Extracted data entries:
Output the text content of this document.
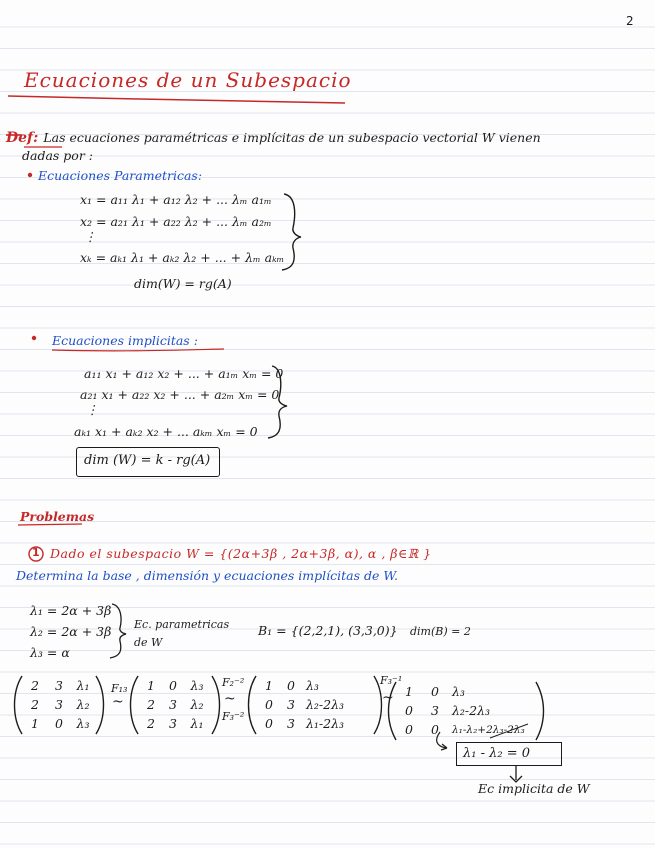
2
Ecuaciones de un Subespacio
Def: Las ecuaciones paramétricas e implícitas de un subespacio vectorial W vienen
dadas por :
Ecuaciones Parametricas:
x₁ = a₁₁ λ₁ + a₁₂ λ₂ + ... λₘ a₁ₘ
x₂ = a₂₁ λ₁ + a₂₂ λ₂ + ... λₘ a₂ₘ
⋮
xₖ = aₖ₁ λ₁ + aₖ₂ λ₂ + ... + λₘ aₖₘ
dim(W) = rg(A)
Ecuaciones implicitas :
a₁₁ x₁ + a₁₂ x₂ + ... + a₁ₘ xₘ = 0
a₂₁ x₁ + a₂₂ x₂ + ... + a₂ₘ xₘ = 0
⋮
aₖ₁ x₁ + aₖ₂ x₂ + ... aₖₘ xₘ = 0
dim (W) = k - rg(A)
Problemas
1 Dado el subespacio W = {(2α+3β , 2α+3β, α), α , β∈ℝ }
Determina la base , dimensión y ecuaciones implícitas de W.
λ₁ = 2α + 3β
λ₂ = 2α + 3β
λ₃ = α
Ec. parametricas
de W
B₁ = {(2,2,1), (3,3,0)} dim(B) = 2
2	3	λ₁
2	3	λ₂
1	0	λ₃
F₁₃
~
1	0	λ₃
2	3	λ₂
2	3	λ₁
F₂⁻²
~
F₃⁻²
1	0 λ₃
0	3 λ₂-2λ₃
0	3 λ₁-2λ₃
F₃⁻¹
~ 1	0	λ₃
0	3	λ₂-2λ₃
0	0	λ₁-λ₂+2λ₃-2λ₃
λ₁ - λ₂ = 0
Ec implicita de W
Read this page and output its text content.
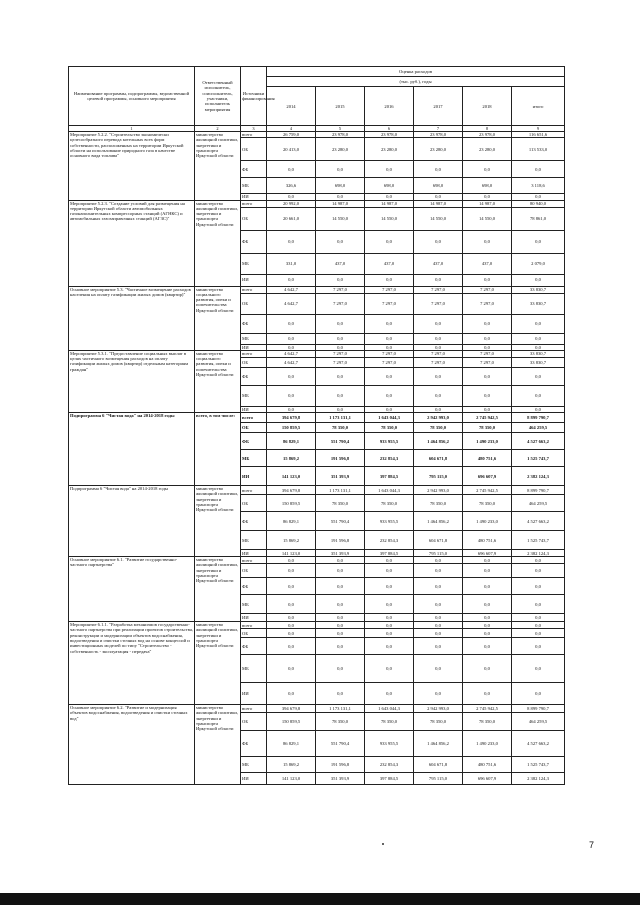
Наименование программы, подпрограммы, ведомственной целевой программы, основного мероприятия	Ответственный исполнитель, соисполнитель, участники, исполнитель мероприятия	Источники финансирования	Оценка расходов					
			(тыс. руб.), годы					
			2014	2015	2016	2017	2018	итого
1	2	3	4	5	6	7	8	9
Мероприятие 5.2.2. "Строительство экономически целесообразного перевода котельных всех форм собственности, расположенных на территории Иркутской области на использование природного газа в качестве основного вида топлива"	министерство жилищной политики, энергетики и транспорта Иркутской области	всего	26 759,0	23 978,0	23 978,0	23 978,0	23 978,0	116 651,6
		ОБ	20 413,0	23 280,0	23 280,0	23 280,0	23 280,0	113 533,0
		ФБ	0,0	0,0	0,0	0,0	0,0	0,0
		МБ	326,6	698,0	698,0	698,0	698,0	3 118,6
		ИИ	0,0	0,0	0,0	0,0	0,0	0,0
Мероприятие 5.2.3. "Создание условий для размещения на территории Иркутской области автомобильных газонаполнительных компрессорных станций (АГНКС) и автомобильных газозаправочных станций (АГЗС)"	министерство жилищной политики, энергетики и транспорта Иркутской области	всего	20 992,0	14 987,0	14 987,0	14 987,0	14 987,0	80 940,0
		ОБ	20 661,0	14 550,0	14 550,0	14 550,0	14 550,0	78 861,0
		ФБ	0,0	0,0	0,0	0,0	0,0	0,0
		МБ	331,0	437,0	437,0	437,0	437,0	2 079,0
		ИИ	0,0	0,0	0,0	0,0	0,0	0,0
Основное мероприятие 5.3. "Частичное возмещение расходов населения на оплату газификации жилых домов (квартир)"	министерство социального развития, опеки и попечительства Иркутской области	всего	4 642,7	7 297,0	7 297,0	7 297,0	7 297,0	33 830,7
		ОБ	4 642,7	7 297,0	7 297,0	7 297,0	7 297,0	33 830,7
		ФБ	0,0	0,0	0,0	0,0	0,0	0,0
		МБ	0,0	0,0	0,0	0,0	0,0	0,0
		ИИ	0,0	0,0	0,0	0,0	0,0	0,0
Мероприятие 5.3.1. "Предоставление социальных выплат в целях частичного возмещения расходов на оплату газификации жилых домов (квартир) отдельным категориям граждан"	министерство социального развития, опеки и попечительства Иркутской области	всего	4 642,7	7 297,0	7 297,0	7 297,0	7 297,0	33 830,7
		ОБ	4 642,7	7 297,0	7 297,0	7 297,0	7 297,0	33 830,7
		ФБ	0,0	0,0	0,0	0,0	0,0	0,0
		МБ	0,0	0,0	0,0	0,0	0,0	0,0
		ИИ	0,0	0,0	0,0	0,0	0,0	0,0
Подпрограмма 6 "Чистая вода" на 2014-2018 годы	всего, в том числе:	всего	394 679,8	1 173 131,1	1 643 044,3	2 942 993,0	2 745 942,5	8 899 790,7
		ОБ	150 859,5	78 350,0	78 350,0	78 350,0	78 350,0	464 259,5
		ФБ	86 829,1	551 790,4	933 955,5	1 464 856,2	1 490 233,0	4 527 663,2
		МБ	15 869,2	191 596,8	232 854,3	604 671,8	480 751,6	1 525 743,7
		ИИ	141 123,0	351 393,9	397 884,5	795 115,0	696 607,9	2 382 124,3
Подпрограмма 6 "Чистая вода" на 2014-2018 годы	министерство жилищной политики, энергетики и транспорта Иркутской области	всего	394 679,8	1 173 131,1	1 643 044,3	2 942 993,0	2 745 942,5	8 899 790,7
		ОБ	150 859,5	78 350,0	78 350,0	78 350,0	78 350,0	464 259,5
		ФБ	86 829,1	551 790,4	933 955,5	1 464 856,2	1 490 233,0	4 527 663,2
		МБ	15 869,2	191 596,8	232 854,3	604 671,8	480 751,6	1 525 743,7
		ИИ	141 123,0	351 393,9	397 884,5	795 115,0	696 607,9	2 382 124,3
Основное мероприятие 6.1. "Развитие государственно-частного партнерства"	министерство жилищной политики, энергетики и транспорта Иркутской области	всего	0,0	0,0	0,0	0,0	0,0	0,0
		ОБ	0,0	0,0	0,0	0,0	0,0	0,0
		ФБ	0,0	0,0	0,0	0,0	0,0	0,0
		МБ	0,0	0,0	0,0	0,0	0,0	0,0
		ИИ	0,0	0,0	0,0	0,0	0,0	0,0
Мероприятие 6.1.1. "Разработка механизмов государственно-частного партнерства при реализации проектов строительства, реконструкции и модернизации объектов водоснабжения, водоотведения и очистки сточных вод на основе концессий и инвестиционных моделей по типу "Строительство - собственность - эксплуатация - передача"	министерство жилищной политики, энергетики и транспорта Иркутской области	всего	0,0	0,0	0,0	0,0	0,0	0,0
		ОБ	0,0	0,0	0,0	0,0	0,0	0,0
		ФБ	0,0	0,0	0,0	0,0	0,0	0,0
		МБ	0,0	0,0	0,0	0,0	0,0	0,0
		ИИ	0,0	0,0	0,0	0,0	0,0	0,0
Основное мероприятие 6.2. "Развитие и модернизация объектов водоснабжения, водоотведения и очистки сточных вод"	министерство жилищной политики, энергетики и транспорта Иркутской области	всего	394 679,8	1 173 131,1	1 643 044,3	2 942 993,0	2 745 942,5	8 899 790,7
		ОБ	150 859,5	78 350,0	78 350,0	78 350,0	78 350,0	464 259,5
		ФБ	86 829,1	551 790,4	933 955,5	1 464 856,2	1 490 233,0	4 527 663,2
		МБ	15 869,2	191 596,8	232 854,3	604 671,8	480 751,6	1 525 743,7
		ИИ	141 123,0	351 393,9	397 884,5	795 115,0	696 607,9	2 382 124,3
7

=== Request ===
Find the lines above that contain the word "годы" and collect them.

=== Task output ===
			(тыс. руб.), годы					
Подпрограмма 6 "Чистая вода" на 2014-2018 годы	всего, в том числе:	всего	394 679,8	1 173 131,1	1 643 044,3	2 942 993,0	2 745 942,5	8 899 790,7
Подпрограмма 6 "Чистая вода" на 2014-2018 годы	министерство жилищной политики, энергетики и транспорта Иркутской области	всего	394 679,8	1 173 131,1	1 643 044,3	2 942 993,0	2 745 942,5	8 899 790,7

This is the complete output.